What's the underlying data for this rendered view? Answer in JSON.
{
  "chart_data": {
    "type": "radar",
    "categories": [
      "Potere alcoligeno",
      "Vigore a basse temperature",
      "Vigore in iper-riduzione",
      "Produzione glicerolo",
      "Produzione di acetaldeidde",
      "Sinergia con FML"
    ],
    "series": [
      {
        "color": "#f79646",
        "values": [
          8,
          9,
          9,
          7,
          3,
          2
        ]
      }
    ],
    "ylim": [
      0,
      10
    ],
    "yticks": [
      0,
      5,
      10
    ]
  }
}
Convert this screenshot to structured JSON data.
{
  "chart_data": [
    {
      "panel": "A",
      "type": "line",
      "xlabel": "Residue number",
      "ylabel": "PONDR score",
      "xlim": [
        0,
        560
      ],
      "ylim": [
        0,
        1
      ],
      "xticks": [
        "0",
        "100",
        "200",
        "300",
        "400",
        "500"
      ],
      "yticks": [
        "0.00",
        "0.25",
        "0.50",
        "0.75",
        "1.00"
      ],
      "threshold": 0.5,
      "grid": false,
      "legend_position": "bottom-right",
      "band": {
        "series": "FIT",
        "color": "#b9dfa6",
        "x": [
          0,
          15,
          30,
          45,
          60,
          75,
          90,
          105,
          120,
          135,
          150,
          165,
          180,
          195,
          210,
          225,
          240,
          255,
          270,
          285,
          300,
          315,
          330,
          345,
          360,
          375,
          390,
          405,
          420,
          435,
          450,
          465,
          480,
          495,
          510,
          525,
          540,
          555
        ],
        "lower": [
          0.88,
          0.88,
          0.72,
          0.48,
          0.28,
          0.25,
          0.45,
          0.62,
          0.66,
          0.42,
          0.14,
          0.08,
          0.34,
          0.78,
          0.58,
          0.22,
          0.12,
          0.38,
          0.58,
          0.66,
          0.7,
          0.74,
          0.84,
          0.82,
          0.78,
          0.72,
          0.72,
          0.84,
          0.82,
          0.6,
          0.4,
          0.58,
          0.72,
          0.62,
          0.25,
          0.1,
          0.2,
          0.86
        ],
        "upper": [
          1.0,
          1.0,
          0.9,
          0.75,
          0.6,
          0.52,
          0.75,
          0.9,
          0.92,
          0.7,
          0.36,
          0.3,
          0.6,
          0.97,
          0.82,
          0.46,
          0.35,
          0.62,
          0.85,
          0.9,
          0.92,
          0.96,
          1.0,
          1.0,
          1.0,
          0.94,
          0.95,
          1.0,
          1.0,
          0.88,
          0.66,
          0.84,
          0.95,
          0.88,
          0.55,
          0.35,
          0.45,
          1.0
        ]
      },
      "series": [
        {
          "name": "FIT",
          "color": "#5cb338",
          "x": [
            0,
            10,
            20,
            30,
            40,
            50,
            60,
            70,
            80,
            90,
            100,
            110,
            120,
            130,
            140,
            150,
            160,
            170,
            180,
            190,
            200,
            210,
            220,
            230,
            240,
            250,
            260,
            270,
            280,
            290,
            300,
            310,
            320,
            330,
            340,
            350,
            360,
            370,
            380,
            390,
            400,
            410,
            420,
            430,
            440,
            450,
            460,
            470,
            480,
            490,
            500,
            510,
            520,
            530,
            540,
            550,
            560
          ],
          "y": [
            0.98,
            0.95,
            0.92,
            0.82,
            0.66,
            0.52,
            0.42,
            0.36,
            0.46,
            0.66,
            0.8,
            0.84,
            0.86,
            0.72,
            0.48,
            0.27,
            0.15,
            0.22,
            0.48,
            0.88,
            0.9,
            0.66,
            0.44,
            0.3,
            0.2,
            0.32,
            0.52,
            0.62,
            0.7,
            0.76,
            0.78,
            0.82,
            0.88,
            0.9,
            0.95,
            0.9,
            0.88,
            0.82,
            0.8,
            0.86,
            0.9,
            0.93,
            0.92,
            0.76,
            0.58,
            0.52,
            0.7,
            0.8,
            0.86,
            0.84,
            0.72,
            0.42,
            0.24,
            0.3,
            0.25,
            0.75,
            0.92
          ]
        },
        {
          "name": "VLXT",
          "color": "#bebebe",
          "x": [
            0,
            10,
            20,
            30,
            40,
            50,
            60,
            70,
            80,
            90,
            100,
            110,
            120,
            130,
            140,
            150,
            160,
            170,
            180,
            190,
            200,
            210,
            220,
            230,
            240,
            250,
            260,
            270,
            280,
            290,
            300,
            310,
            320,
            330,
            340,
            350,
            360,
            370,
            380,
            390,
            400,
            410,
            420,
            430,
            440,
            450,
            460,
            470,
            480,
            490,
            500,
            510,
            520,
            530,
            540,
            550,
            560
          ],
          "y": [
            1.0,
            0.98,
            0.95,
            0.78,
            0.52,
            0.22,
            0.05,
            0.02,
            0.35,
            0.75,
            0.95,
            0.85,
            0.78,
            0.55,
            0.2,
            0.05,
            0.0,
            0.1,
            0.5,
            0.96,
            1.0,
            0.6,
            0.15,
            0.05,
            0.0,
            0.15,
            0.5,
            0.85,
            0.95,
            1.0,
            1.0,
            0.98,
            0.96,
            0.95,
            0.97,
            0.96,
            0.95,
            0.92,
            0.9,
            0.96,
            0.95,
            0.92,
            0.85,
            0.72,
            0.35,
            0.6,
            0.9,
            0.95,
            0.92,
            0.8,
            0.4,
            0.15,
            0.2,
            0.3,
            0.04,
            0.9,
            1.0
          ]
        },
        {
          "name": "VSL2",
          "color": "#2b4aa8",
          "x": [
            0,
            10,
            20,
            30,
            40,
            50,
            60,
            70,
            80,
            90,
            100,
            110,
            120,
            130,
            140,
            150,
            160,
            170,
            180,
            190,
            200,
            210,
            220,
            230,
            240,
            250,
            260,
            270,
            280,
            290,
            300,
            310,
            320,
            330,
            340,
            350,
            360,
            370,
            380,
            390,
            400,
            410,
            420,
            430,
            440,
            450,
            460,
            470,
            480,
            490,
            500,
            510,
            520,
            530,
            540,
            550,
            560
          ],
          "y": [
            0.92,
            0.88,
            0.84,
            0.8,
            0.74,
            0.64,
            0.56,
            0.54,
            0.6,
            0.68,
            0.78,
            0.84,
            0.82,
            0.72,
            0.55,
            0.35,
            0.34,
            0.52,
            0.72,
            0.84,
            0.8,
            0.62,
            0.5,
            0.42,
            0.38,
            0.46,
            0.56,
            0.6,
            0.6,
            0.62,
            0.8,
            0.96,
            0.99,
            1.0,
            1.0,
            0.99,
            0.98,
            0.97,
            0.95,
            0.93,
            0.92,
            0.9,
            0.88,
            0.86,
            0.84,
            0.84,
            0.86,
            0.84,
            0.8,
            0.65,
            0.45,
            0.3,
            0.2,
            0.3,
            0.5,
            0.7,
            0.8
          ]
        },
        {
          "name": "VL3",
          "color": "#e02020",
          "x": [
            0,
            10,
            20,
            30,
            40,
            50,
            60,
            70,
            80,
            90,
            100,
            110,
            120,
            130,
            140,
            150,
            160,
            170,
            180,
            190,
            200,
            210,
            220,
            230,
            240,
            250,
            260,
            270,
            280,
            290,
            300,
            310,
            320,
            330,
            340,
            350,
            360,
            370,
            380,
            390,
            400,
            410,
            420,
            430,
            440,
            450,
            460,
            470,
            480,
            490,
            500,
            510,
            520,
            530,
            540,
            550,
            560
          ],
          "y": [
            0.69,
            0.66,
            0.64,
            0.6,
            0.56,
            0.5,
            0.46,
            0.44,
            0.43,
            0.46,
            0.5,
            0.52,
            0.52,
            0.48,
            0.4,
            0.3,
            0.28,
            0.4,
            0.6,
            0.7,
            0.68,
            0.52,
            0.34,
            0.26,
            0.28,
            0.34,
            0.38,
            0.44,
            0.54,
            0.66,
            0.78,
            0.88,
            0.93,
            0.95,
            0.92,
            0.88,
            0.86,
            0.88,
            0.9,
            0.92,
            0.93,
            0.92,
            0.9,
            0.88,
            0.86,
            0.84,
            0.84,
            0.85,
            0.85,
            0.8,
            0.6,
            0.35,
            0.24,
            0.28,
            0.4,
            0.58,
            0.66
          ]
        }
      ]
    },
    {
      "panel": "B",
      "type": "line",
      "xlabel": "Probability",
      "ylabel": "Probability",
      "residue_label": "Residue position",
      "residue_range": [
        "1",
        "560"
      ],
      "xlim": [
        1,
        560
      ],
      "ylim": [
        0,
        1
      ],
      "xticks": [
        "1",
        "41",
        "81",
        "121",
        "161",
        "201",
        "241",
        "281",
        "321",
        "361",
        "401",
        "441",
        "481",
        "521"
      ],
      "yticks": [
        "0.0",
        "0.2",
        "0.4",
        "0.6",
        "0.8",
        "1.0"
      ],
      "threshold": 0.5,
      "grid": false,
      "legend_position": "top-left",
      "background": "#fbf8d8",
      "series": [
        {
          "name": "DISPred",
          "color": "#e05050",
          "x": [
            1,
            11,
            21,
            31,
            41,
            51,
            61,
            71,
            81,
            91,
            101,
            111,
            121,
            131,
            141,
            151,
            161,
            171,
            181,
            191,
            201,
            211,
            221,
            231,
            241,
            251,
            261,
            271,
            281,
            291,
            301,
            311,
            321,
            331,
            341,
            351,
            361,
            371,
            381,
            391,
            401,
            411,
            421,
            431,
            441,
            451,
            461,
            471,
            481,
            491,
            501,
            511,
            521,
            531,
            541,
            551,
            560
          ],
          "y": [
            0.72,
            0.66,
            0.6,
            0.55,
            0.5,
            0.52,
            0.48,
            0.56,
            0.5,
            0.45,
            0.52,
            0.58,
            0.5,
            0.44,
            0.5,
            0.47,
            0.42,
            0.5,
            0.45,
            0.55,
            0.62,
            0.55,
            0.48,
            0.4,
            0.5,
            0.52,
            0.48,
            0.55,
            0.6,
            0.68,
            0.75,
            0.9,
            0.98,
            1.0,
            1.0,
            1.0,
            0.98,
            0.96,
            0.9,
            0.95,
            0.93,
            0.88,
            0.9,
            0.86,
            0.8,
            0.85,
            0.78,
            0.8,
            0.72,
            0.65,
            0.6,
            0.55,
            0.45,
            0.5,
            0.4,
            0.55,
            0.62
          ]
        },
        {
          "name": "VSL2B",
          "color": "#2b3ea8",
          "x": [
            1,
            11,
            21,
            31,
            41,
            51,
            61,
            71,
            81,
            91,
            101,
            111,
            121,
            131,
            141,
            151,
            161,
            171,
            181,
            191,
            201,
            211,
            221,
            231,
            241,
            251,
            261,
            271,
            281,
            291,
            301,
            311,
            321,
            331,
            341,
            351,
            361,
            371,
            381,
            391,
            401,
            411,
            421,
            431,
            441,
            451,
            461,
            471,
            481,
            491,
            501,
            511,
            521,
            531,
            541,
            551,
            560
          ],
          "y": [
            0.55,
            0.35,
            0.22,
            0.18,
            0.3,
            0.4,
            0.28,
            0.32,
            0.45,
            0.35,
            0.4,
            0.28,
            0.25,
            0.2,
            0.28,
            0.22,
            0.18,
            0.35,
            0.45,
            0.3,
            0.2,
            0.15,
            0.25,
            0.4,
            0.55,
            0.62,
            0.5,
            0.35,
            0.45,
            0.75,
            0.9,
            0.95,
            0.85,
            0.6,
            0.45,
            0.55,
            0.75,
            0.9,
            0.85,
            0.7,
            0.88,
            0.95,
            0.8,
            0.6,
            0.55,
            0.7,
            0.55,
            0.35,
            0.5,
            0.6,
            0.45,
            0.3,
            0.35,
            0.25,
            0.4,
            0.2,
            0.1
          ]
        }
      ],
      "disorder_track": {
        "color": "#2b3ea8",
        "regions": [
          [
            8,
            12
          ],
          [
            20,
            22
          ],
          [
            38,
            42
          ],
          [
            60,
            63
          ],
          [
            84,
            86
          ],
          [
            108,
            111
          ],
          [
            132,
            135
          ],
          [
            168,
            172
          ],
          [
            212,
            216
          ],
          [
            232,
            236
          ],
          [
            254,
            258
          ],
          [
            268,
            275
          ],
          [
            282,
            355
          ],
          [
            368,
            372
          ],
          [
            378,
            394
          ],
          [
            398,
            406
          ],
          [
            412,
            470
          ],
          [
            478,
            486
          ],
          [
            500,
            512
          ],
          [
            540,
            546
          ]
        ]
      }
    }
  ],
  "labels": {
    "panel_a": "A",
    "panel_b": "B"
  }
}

→ **THE TASK**:
Look over the records above and copy each line that includes the string "color".

→ **RESULT**:
        "color": "#f79646",
        "color": "#b9dfa6",
          "color": "#5cb338",
          "color": "#bebebe",
          "color": "#2b4aa8",
          "color": "#e02020",
          "color": "#e05050",
          "color": "#2b3ea8",
        "color": "#2b3ea8",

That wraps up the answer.